Exercise => Write every line out verbatim and omit the pictures.

* START Exercise material *

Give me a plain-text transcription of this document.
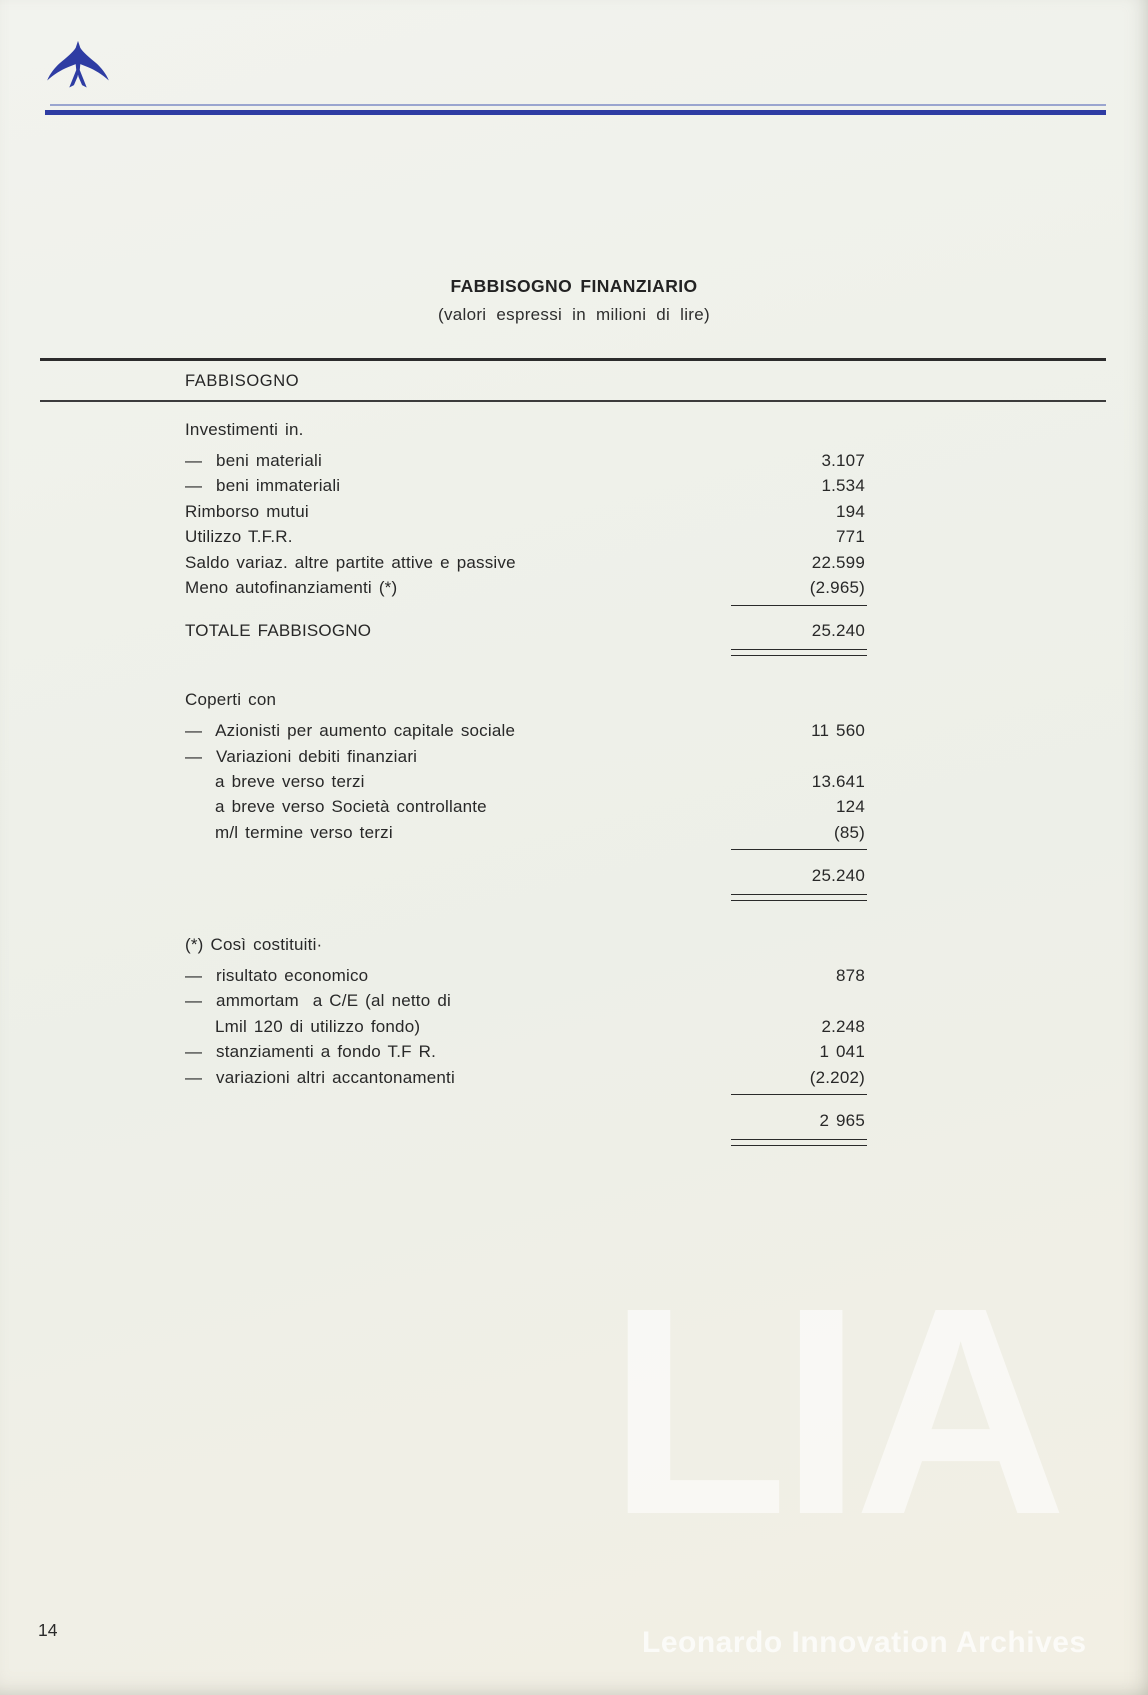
FABBISOGNO FINANZIARIO
(valori espressi in milioni di lire)
FABBISOGNO
Investimenti in.
—  beni materiali	3.107
—  beni immateriali	1.534
Rimborso mutui	194
Utilizzo T.F.R.	771
Saldo variaz. altre partite attive e passive	22.599
Meno autofinanziamenti (*)	(2.965)
TOTALE FABBISOGNO	25.240
Coperti con
—  Azionisti per aumento capitale sociale	11 560
—  Variazioni debiti finanziari
a breve verso terzi	13.641
a breve verso Società controllante	124
m/l termine verso terzi	(85)
25.240
(*) Così costituiti·
—  risultato economico	878
—  ammortam  a C/E (al netto di
Lmil 120 di utilizzo fondo)	2.248
—  stanziamenti a fondo T.F R.	1 041
—  variazioni altri accantonamenti	(2.202)
2 965
LIA
Leonardo Innovation Archives
14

* END Exercise material *

Output =>
Give me a plain-text transcription of this document.
FABBISOGNO FINANZIARIO
(valori espressi in milioni di lire)
FABBISOGNO
Investimenti in.
—  beni materiali	3.107
—  beni immateriali	1.534
Rimborso mutui	194
Utilizzo T.F.R.	771
Saldo variaz. altre partite attive e passive	22.599
Meno autofinanziamenti (*)	(2.965)
TOTALE FABBISOGNO	25.240
Coperti con
—  Azionisti per aumento capitale sociale	11 560
—  Variazioni debiti finanziari
a breve verso terzi	13.641
a breve verso Società controllante	124
m/l termine verso terzi	(85)
25.240
(*) Così costituiti·
—  risultato economico	878
—  ammortam  a C/E (al netto di
Lmil 120 di utilizzo fondo)	2.248
—  stanziamenti a fondo T.F R.	1 041
—  variazioni altri accantonamenti	(2.202)
2 965
LIA
Leonardo Innovation Archives
14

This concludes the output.